── Material provided

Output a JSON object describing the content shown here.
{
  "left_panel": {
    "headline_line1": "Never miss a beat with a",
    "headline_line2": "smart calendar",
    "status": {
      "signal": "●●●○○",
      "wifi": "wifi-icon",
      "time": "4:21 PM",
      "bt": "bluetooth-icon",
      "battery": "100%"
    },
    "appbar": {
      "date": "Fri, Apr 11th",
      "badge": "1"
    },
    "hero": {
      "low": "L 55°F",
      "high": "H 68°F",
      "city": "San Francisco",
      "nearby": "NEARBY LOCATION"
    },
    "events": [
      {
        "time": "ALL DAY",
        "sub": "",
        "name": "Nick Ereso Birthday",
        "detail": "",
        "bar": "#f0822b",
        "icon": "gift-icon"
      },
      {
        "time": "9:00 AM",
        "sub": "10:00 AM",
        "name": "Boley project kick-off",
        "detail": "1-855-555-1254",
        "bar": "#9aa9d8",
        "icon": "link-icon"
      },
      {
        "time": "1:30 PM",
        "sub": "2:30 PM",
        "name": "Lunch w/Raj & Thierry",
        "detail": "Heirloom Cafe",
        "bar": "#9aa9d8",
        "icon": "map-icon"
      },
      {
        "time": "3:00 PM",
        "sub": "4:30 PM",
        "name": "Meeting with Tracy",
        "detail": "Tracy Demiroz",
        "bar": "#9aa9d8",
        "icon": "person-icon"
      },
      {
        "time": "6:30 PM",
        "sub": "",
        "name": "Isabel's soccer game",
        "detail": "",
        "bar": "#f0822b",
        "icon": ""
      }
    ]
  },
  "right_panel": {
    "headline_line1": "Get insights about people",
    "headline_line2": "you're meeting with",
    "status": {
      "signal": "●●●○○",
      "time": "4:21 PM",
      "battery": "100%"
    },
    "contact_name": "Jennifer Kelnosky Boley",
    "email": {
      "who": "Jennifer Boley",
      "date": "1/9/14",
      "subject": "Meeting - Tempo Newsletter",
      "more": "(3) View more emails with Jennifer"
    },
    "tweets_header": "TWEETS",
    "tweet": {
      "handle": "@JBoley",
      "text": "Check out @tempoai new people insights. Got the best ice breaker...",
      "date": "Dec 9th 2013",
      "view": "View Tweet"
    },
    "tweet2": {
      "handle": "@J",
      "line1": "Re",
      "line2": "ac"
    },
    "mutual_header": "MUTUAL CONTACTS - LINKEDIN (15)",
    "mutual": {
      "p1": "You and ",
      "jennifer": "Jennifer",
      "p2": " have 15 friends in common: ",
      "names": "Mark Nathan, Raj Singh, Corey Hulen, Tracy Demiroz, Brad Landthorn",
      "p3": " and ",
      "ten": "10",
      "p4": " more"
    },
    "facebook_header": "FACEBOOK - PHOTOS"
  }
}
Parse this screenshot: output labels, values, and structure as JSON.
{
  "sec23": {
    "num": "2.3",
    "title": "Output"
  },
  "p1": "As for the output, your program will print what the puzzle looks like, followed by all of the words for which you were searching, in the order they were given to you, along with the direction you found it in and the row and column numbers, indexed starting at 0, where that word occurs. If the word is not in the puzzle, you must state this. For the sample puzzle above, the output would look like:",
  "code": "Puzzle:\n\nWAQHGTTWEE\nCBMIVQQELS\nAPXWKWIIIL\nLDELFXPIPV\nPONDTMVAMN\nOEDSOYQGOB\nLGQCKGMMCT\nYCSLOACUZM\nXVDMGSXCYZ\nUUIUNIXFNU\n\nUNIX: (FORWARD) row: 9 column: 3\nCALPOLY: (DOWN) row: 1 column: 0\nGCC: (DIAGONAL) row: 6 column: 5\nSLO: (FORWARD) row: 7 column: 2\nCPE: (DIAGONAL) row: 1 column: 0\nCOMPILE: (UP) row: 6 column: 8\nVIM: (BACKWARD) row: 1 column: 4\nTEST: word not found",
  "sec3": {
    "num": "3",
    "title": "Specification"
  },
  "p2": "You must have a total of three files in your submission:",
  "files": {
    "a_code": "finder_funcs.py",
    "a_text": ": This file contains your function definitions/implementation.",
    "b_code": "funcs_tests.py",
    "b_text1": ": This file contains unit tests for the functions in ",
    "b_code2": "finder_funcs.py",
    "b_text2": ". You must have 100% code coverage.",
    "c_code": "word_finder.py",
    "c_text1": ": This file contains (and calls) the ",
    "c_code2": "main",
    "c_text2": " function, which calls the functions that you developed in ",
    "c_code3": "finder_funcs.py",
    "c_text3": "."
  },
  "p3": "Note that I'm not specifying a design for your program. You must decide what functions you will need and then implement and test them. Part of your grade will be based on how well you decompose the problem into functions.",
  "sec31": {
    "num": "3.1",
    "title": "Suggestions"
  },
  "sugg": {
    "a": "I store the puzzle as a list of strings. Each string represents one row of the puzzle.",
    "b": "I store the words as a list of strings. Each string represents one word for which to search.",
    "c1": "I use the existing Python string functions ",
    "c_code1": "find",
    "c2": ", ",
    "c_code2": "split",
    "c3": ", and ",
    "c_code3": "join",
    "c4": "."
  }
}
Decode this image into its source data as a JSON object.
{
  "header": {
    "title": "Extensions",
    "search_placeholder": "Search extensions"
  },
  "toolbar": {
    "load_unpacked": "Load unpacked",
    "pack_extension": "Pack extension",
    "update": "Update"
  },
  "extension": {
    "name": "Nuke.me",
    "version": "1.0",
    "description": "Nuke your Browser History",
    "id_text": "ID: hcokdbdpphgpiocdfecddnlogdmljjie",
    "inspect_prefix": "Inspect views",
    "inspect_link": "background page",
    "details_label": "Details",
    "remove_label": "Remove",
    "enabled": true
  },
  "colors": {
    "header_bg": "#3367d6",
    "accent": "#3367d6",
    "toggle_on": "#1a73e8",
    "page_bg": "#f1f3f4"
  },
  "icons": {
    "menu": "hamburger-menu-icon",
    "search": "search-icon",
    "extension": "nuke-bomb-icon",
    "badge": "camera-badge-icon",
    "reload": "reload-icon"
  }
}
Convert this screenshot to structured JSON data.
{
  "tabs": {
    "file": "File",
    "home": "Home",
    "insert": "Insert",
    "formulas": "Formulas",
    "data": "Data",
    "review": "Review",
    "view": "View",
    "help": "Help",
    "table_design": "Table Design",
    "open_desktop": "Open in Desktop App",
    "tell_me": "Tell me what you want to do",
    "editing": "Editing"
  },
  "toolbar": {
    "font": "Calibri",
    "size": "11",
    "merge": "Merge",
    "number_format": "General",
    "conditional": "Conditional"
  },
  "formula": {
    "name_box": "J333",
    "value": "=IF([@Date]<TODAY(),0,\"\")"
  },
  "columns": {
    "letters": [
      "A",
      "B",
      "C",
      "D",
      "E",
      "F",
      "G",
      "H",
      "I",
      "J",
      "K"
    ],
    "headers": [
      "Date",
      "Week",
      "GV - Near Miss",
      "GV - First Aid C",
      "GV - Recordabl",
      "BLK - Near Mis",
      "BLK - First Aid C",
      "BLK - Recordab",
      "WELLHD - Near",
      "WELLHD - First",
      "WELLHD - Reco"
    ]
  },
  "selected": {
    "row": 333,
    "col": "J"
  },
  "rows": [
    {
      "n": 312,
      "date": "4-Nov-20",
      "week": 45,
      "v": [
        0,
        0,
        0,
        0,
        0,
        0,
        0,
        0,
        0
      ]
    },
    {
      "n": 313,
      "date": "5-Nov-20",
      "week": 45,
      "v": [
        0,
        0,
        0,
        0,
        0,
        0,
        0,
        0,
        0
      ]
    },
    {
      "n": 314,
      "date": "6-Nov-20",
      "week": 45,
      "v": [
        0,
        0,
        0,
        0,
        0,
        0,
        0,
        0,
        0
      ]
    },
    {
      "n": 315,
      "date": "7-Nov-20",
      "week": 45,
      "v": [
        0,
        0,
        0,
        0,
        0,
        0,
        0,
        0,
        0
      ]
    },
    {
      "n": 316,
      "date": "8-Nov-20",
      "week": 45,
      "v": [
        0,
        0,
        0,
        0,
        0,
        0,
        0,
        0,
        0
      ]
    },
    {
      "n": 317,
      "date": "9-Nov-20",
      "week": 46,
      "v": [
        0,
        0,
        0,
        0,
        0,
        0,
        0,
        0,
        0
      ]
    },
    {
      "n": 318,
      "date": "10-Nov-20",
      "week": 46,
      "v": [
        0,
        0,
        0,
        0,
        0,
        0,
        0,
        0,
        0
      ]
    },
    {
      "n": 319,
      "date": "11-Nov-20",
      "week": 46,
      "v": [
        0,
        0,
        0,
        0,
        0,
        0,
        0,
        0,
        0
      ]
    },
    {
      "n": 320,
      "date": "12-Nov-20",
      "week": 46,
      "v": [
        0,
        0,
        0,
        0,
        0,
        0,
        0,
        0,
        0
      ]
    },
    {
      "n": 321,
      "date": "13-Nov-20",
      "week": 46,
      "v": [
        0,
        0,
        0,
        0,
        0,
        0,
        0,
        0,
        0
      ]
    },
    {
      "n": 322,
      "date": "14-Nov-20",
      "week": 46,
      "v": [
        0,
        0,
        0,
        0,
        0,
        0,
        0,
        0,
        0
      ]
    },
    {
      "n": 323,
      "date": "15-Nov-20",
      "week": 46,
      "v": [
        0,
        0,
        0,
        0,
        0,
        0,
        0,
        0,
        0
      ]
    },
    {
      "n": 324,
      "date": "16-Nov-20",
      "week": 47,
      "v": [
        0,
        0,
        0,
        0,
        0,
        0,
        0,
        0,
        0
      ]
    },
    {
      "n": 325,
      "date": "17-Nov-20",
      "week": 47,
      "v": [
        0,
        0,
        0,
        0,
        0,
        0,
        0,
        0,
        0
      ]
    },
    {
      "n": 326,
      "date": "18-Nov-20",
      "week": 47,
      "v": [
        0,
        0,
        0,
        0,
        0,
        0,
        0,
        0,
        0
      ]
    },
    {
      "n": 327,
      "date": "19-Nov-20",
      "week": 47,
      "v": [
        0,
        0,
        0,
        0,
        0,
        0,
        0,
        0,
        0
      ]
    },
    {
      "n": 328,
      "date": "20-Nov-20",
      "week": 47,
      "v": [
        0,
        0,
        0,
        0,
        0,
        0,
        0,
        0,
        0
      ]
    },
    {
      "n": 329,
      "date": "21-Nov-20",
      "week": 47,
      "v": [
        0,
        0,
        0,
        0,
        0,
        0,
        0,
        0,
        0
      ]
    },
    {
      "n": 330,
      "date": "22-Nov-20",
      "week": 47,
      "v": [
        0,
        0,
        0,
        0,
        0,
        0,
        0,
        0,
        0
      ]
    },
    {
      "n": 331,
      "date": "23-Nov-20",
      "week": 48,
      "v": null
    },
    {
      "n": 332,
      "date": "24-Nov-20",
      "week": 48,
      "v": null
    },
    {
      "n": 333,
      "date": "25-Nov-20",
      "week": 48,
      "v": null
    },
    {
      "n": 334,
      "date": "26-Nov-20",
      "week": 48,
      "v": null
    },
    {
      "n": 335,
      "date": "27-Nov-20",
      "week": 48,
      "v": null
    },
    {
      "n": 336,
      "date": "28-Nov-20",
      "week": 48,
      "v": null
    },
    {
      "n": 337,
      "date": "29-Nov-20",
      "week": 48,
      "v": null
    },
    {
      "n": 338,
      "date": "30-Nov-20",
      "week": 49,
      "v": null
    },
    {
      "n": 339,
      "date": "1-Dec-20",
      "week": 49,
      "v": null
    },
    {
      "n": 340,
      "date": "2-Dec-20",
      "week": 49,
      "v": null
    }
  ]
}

────

Find every line that includes the string "list". Report how many there are and nothing else.

Full output: 2